— What you should do —
List every line in this data where the string "JSON" occurs.
========================================================================
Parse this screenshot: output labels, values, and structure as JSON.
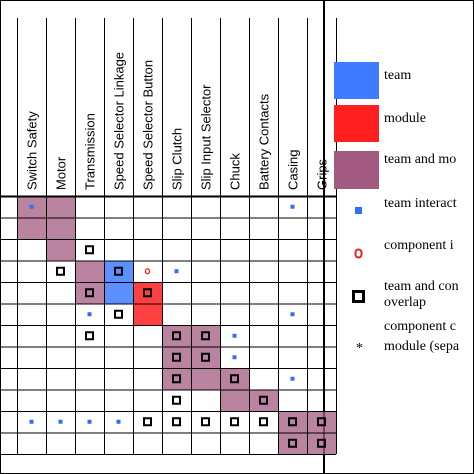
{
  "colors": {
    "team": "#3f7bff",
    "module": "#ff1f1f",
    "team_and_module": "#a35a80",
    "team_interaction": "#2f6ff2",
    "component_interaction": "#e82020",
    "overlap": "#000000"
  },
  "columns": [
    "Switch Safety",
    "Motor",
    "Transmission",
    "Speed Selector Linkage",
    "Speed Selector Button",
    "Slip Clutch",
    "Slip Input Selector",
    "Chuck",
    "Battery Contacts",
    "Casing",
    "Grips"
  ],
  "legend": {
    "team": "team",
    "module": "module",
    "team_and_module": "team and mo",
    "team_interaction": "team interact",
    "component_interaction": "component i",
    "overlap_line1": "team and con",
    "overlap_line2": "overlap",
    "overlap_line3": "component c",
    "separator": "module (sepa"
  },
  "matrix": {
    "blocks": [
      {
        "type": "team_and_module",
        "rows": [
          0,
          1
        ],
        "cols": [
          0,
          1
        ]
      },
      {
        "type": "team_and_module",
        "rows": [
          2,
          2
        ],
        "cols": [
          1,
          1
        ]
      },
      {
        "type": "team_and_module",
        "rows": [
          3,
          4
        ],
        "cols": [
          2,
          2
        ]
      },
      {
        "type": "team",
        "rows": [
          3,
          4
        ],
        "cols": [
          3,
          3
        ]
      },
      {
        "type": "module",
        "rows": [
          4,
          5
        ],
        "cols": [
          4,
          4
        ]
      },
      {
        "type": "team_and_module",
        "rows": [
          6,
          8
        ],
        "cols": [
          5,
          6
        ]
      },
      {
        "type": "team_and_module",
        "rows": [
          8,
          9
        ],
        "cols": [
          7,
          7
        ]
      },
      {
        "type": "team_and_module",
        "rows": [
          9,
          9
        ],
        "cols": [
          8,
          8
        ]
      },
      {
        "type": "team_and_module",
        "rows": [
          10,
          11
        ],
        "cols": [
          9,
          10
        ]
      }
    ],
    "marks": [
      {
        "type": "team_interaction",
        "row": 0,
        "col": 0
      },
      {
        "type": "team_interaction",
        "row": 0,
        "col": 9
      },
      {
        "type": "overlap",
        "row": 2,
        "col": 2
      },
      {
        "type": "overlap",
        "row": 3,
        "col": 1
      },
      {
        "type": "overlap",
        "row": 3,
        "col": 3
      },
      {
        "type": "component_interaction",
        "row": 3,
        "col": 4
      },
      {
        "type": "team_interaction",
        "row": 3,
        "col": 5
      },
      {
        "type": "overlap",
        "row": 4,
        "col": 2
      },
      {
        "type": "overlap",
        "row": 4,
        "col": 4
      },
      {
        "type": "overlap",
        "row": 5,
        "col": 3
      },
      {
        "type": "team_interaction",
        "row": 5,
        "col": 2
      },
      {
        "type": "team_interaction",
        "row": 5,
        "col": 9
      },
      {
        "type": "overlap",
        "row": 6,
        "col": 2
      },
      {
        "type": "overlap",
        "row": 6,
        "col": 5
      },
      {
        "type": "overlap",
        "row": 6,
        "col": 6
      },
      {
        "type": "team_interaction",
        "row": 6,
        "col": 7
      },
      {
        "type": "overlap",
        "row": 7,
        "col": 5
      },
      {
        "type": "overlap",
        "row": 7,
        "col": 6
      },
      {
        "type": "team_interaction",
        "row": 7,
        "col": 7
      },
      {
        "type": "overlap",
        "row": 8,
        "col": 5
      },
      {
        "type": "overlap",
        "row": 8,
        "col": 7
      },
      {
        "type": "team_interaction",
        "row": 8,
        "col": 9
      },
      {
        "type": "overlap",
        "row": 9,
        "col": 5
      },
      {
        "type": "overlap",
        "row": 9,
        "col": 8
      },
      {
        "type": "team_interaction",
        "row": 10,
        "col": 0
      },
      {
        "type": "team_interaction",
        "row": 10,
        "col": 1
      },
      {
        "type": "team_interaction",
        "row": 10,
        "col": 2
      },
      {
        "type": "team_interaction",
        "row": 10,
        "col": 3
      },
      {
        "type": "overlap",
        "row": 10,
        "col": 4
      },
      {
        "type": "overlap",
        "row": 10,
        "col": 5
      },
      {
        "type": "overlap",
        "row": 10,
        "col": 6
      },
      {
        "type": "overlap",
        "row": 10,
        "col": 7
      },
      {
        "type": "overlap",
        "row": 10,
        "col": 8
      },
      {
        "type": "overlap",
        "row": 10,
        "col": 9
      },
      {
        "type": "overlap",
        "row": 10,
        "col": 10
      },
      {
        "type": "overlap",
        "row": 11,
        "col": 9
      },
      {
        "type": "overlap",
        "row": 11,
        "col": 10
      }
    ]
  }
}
========================================================================
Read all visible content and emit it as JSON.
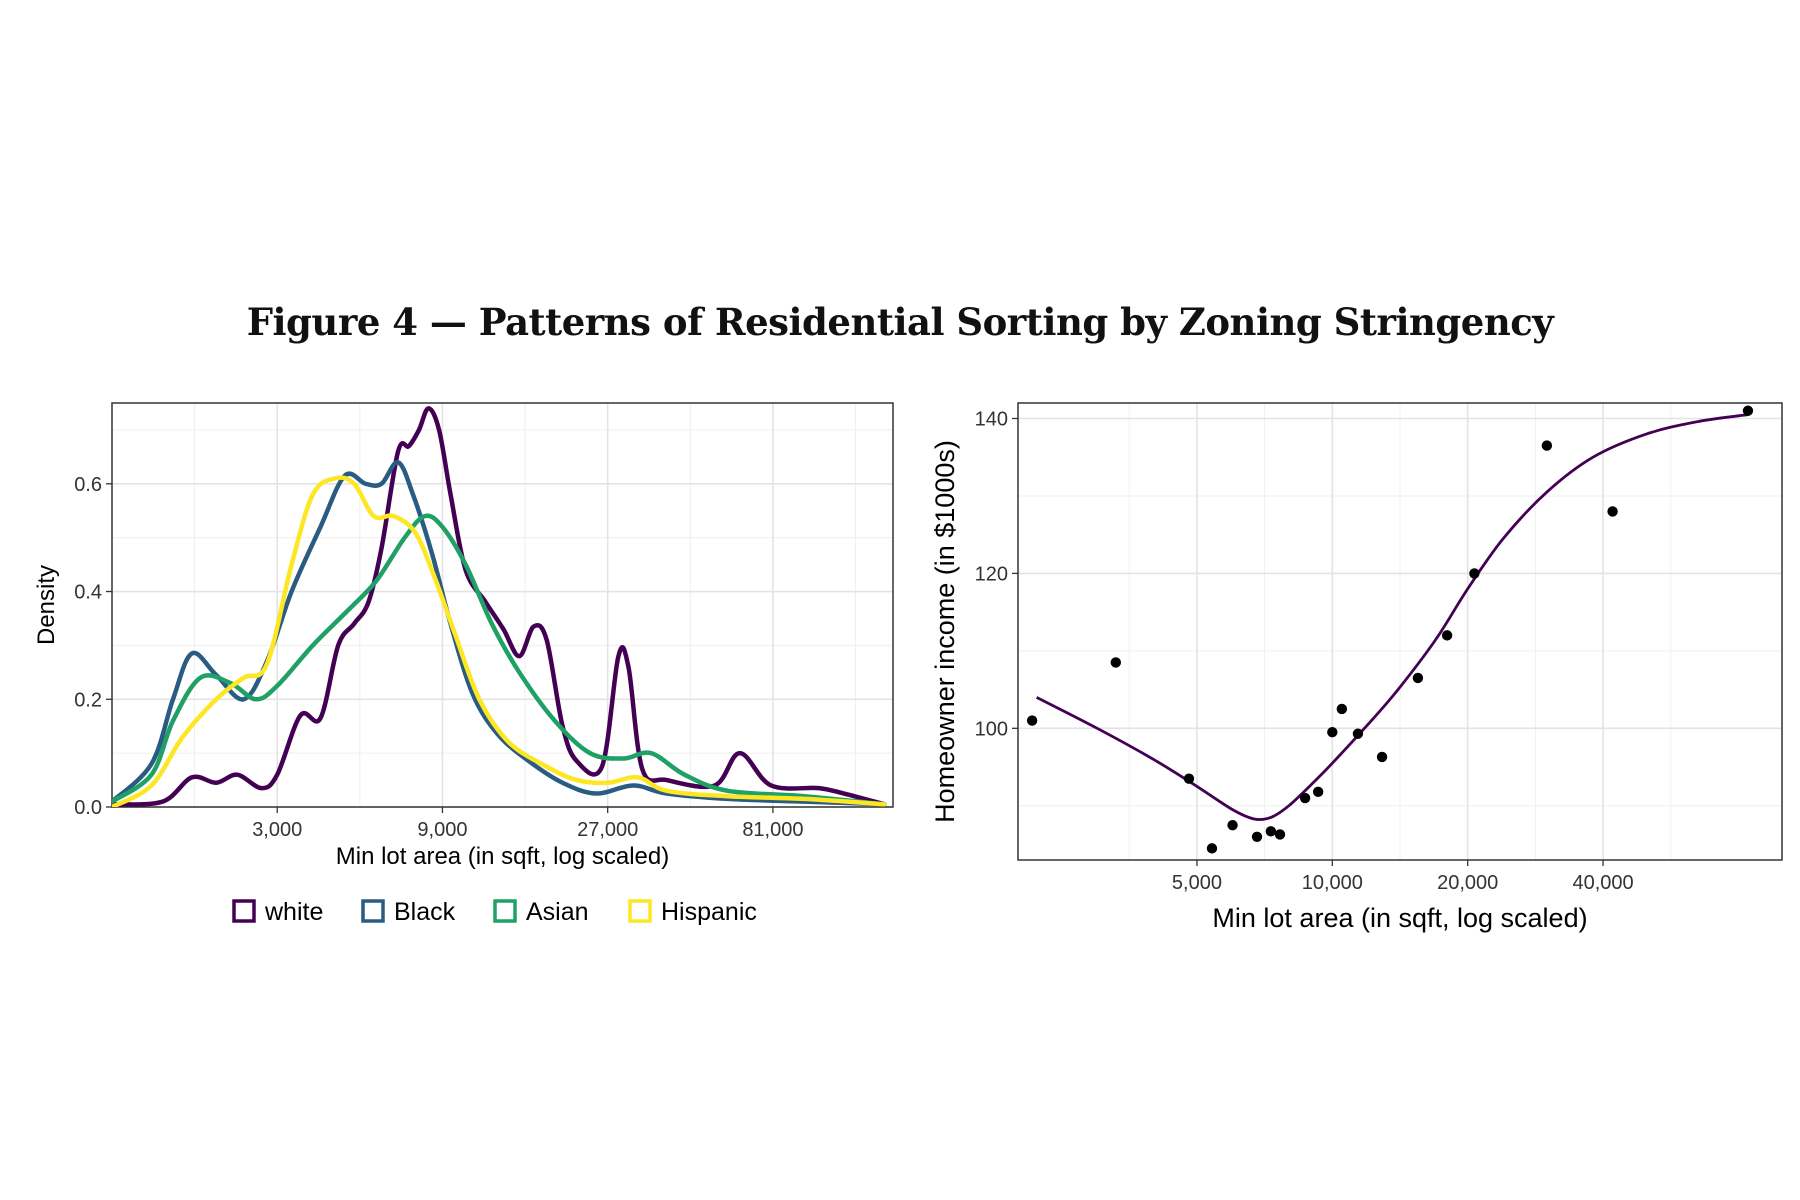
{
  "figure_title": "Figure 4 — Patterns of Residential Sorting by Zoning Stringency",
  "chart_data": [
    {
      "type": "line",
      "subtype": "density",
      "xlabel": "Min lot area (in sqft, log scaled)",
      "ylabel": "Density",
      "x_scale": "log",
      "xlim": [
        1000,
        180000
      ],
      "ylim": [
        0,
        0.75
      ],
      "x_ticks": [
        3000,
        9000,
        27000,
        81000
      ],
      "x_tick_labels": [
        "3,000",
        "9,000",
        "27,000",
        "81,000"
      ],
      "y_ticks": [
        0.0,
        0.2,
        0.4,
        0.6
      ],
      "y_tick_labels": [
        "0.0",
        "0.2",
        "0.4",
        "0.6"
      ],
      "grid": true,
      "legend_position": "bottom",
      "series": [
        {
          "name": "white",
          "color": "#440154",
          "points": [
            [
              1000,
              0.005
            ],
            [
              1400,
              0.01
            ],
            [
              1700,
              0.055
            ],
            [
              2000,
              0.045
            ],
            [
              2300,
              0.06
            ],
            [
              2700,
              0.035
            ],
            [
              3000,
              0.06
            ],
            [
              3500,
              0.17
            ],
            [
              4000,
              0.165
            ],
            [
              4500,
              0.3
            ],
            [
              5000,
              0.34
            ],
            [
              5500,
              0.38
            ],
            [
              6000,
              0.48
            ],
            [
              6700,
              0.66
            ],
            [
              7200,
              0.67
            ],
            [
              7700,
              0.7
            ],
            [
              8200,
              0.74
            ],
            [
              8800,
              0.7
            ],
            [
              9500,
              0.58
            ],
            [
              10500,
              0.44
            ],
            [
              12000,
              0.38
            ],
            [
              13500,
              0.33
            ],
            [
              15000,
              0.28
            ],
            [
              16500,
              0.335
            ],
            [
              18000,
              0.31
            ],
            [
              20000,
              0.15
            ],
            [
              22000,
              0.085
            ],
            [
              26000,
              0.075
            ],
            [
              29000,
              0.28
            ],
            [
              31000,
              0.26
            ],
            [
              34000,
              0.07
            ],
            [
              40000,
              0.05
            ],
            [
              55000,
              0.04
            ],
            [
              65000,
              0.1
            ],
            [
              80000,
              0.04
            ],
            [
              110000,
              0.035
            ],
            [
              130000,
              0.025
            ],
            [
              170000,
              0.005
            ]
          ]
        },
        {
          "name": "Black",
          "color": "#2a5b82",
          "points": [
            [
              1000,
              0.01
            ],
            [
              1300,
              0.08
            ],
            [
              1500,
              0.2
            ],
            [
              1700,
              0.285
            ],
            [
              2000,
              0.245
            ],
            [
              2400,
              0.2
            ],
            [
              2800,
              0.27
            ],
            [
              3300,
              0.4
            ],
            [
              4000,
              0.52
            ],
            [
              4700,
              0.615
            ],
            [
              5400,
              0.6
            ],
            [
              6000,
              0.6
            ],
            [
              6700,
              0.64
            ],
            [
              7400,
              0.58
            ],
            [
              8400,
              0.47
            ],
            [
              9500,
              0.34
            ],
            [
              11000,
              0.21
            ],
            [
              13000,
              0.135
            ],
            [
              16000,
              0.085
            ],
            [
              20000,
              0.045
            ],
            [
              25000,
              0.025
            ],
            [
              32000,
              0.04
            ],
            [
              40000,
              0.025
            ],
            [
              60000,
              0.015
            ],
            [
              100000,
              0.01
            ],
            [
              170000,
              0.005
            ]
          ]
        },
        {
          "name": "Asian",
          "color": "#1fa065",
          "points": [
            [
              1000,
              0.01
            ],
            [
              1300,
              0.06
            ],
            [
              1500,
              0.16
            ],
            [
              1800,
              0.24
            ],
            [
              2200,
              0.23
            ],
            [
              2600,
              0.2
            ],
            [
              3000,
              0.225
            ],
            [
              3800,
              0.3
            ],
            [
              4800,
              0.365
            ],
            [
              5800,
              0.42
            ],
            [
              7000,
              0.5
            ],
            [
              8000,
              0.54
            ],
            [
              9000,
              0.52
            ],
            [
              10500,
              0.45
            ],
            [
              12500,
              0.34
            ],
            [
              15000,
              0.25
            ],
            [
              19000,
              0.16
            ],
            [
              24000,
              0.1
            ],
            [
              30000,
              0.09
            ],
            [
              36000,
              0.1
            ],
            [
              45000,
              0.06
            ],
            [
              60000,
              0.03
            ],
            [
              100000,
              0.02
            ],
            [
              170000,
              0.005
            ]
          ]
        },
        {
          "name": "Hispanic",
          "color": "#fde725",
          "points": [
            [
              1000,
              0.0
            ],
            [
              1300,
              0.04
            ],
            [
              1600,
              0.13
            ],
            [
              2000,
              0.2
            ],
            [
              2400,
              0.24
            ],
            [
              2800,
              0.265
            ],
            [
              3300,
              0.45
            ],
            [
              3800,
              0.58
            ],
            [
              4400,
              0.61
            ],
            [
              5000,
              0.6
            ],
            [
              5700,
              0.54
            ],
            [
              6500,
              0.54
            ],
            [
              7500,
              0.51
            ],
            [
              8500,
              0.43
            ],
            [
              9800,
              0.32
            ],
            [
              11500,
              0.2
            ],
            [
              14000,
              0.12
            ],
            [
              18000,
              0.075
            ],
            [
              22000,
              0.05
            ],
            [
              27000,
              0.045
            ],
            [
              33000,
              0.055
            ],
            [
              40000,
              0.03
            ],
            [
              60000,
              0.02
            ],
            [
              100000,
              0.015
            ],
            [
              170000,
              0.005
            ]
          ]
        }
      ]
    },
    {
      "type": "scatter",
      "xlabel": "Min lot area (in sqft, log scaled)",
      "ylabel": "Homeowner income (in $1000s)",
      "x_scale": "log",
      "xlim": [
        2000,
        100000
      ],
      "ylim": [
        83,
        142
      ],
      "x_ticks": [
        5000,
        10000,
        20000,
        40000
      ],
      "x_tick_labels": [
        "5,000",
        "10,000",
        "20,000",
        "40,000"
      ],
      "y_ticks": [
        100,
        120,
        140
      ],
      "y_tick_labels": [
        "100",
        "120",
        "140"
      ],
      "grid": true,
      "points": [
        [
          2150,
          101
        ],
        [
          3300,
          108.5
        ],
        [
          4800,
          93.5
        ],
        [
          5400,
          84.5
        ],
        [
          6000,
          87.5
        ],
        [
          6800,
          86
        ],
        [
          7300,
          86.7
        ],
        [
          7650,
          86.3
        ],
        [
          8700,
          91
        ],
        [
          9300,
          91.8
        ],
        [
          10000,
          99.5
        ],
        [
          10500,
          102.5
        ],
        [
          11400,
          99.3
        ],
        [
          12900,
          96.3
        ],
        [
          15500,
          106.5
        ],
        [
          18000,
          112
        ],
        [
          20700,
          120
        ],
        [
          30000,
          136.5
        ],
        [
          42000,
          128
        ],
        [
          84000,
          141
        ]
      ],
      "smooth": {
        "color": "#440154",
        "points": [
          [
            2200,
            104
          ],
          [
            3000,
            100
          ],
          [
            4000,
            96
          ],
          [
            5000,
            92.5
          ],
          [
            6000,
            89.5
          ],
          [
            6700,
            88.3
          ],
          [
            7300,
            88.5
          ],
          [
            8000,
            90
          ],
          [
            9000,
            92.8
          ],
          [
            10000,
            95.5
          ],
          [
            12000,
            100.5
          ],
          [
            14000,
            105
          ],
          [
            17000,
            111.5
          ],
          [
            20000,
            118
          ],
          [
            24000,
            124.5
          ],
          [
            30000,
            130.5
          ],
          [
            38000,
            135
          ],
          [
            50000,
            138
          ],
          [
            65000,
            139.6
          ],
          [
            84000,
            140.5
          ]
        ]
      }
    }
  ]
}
========================================================================
— Full output —
Parse this screenshot: output labels, values, and structure as JSON.
Read all visible content and emit it as JSON.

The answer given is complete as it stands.